## Task inputs
****

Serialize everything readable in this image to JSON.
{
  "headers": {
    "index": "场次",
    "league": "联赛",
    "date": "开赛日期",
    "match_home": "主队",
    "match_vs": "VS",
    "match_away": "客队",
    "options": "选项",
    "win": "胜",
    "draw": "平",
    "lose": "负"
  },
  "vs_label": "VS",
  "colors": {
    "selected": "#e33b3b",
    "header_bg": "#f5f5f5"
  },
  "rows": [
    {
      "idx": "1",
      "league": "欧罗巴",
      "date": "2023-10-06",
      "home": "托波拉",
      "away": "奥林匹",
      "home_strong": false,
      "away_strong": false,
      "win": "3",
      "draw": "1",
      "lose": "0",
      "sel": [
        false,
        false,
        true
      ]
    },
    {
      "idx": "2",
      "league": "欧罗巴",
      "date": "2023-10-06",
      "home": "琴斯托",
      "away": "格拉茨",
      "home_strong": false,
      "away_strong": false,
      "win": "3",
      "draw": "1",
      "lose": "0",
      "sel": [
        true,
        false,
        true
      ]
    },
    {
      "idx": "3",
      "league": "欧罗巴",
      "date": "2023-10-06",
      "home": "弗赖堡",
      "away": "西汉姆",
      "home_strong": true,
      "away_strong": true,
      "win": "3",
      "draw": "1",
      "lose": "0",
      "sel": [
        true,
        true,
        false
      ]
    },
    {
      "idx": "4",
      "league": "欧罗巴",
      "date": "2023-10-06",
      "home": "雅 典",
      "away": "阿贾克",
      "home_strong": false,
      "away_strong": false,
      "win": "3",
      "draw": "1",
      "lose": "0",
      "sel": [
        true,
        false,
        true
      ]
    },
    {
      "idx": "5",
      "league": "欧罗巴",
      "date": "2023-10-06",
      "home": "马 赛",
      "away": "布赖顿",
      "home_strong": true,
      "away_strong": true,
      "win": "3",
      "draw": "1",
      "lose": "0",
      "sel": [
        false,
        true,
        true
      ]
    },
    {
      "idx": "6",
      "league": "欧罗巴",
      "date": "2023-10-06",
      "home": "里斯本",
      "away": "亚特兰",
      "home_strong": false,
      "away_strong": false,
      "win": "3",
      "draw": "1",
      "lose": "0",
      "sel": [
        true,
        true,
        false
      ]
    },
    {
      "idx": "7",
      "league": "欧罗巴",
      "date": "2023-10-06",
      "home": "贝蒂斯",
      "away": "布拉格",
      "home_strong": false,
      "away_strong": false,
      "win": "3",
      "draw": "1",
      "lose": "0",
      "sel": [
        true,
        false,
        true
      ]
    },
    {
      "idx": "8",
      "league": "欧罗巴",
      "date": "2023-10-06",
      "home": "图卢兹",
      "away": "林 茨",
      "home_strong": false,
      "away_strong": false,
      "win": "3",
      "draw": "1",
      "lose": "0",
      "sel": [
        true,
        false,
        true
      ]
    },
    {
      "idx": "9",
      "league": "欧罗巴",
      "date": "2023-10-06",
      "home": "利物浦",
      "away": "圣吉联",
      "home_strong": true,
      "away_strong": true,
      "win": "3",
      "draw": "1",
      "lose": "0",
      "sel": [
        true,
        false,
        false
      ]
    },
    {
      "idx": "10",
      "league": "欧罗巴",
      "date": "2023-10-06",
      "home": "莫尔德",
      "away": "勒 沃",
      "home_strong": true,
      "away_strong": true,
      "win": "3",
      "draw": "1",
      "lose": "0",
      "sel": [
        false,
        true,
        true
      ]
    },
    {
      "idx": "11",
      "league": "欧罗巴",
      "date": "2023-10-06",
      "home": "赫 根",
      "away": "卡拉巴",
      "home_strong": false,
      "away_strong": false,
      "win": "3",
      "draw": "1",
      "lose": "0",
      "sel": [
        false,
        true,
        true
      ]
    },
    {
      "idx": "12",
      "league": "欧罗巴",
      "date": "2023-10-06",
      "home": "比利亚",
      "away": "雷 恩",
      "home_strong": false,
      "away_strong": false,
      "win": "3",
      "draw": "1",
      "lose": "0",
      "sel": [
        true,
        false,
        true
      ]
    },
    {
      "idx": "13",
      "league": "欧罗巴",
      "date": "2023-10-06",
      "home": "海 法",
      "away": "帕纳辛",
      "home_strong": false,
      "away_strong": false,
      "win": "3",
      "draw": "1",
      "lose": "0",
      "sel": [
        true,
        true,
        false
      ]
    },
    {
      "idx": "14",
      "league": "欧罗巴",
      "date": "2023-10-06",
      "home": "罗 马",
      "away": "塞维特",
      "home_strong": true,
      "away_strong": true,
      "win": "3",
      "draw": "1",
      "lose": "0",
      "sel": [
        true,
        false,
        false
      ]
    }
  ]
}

****

## Required work
Write out every record verbatim.

## Task solution
Serialize everything readable in this image to JSON.
{
  "headers": {
    "index": "场次",
    "league": "联赛",
    "date": "开赛日期",
    "match_home": "主队",
    "match_vs": "VS",
    "match_away": "客队",
    "options": "选项",
    "win": "胜",
    "draw": "平",
    "lose": "负"
  },
  "vs_label": "VS",
  "colors": {
    "selected": "#e33b3b",
    "header_bg": "#f5f5f5"
  },
  "rows": [
    {
      "idx": "1",
      "league": "欧罗巴",
      "date": "2023-10-06",
      "home": "托波拉",
      "away": "奥林匹",
      "home_strong": false,
      "away_strong": false,
      "win": "3",
      "draw": "1",
      "lose": "0",
      "sel": [
        false,
        false,
        true
      ]
    },
    {
      "idx": "2",
      "league": "欧罗巴",
      "date": "2023-10-06",
      "home": "琴斯托",
      "away": "格拉茨",
      "home_strong": false,
      "away_strong": false,
      "win": "3",
      "draw": "1",
      "lose": "0",
      "sel": [
        true,
        false,
        true
      ]
    },
    {
      "idx": "3",
      "league": "欧罗巴",
      "date": "2023-10-06",
      "home": "弗赖堡",
      "away": "西汉姆",
      "home_strong": true,
      "away_strong": true,
      "win": "3",
      "draw": "1",
      "lose": "0",
      "sel": [
        true,
        true,
        false
      ]
    },
    {
      "idx": "4",
      "league": "欧罗巴",
      "date": "2023-10-06",
      "home": "雅 典",
      "away": "阿贾克",
      "home_strong": false,
      "away_strong": false,
      "win": "3",
      "draw": "1",
      "lose": "0",
      "sel": [
        true,
        false,
        true
      ]
    },
    {
      "idx": "5",
      "league": "欧罗巴",
      "date": "2023-10-06",
      "home": "马 赛",
      "away": "布赖顿",
      "home_strong": true,
      "away_strong": true,
      "win": "3",
      "draw": "1",
      "lose": "0",
      "sel": [
        false,
        true,
        true
      ]
    },
    {
      "idx": "6",
      "league": "欧罗巴",
      "date": "2023-10-06",
      "home": "里斯本",
      "away": "亚特兰",
      "home_strong": false,
      "away_strong": false,
      "win": "3",
      "draw": "1",
      "lose": "0",
      "sel": [
        true,
        true,
        false
      ]
    },
    {
      "idx": "7",
      "league": "欧罗巴",
      "date": "2023-10-06",
      "home": "贝蒂斯",
      "away": "布拉格",
      "home_strong": false,
      "away_strong": false,
      "win": "3",
      "draw": "1",
      "lose": "0",
      "sel": [
        true,
        false,
        true
      ]
    },
    {
      "idx": "8",
      "league": "欧罗巴",
      "date": "2023-10-06",
      "home": "图卢兹",
      "away": "林 茨",
      "home_strong": false,
      "away_strong": false,
      "win": "3",
      "draw": "1",
      "lose": "0",
      "sel": [
        true,
        false,
        true
      ]
    },
    {
      "idx": "9",
      "league": "欧罗巴",
      "date": "2023-10-06",
      "home": "利物浦",
      "away": "圣吉联",
      "home_strong": true,
      "away_strong": true,
      "win": "3",
      "draw": "1",
      "lose": "0",
      "sel": [
        true,
        false,
        false
      ]
    },
    {
      "idx": "10",
      "league": "欧罗巴",
      "date": "2023-10-06",
      "home": "莫尔德",
      "away": "勒 沃",
      "home_strong": true,
      "away_strong": true,
      "win": "3",
      "draw": "1",
      "lose": "0",
      "sel": [
        false,
        true,
        true
      ]
    },
    {
      "idx": "11",
      "league": "欧罗巴",
      "date": "2023-10-06",
      "home": "赫 根",
      "away": "卡拉巴",
      "home_strong": false,
      "away_strong": false,
      "win": "3",
      "draw": "1",
      "lose": "0",
      "sel": [
        false,
        true,
        true
      ]
    },
    {
      "idx": "12",
      "league": "欧罗巴",
      "date": "2023-10-06",
      "home": "比利亚",
      "away": "雷 恩",
      "home_strong": false,
      "away_strong": false,
      "win": "3",
      "draw": "1",
      "lose": "0",
      "sel": [
        true,
        false,
        true
      ]
    },
    {
      "idx": "13",
      "league": "欧罗巴",
      "date": "2023-10-06",
      "home": "海 法",
      "away": "帕纳辛",
      "home_strong": false,
      "away_strong": false,
      "win": "3",
      "draw": "1",
      "lose": "0",
      "sel": [
        true,
        true,
        false
      ]
    },
    {
      "idx": "14",
      "league": "欧罗巴",
      "date": "2023-10-06",
      "home": "罗 马",
      "away": "塞维特",
      "home_strong": true,
      "away_strong": true,
      "win": "3",
      "draw": "1",
      "lose": "0",
      "sel": [
        true,
        false,
        false
      ]
    }
  ]
}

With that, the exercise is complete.